▶ THE RECORDS
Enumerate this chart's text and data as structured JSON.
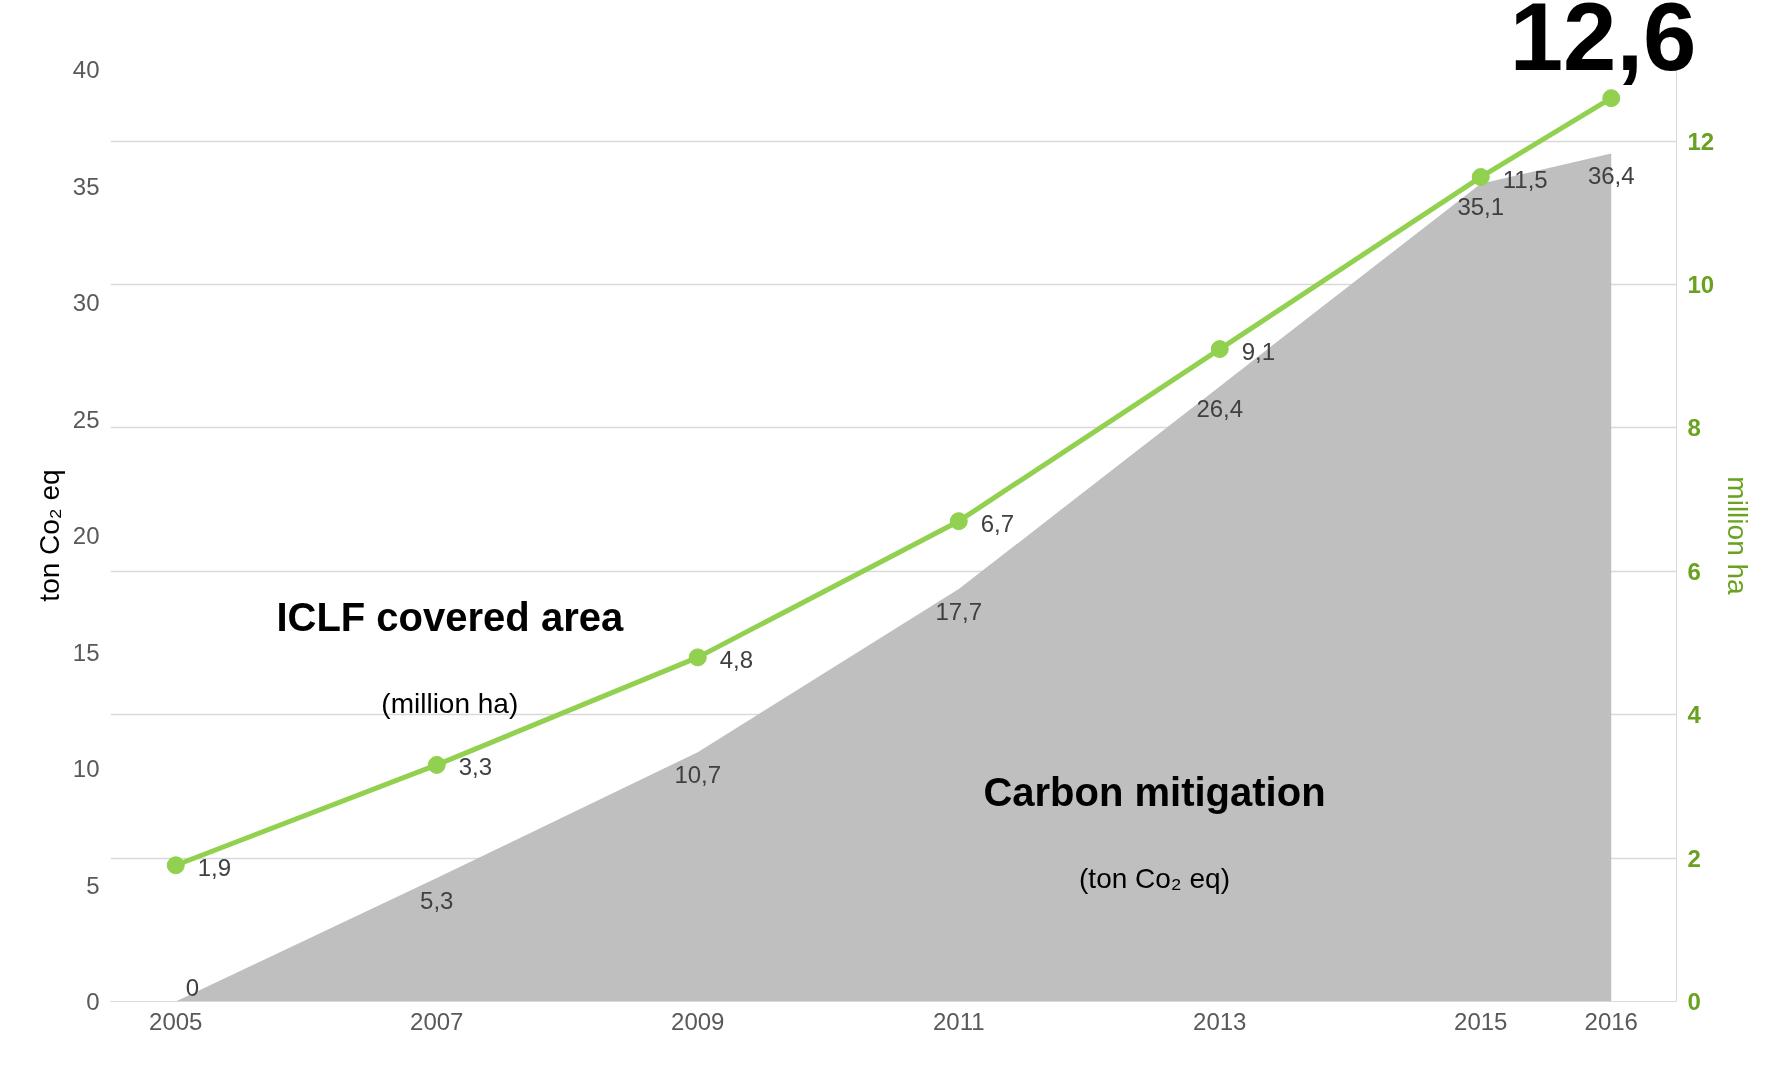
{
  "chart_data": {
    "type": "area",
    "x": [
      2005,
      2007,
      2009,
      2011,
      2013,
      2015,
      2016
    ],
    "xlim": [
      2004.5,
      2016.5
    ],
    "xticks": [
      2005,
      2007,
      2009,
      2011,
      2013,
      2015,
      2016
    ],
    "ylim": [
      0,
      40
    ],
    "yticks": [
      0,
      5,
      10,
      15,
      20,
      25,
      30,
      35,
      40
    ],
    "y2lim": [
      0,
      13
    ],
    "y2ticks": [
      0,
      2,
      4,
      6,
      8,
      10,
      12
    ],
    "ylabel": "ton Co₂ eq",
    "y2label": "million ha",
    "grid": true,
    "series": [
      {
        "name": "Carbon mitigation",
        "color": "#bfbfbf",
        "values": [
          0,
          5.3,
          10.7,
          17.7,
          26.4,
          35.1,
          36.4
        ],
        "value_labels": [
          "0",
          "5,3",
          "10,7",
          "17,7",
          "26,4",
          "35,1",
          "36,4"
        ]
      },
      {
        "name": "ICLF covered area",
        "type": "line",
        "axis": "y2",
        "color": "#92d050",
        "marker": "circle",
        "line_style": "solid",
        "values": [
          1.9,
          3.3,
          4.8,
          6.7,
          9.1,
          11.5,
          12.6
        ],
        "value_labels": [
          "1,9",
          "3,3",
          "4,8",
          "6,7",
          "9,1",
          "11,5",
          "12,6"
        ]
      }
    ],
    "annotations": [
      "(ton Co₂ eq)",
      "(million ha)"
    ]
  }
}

▶ JOB
Pictures appear in the records above. Output everything except them, exactly.

▶ ANSWER TO THIS TASK
Enumerate this chart's text and data as structured JSON.
{
  "chart_data": {
    "type": "area",
    "x": [
      2005,
      2007,
      2009,
      2011,
      2013,
      2015,
      2016
    ],
    "xlim": [
      2004.5,
      2016.5
    ],
    "xticks": [
      2005,
      2007,
      2009,
      2011,
      2013,
      2015,
      2016
    ],
    "ylim": [
      0,
      40
    ],
    "yticks": [
      0,
      5,
      10,
      15,
      20,
      25,
      30,
      35,
      40
    ],
    "y2lim": [
      0,
      13
    ],
    "y2ticks": [
      0,
      2,
      4,
      6,
      8,
      10,
      12
    ],
    "ylabel": "ton Co₂ eq",
    "y2label": "million ha",
    "grid": true,
    "series": [
      {
        "name": "Carbon mitigation",
        "color": "#bfbfbf",
        "values": [
          0,
          5.3,
          10.7,
          17.7,
          26.4,
          35.1,
          36.4
        ],
        "value_labels": [
          "0",
          "5,3",
          "10,7",
          "17,7",
          "26,4",
          "35,1",
          "36,4"
        ]
      },
      {
        "name": "ICLF covered area",
        "type": "line",
        "axis": "y2",
        "color": "#92d050",
        "marker": "circle",
        "line_style": "solid",
        "values": [
          1.9,
          3.3,
          4.8,
          6.7,
          9.1,
          11.5,
          12.6
        ],
        "value_labels": [
          "1,9",
          "3,3",
          "4,8",
          "6,7",
          "9,1",
          "11,5",
          "12,6"
        ]
      }
    ],
    "annotations": [
      "(ton Co₂ eq)",
      "(million ha)"
    ]
  }
}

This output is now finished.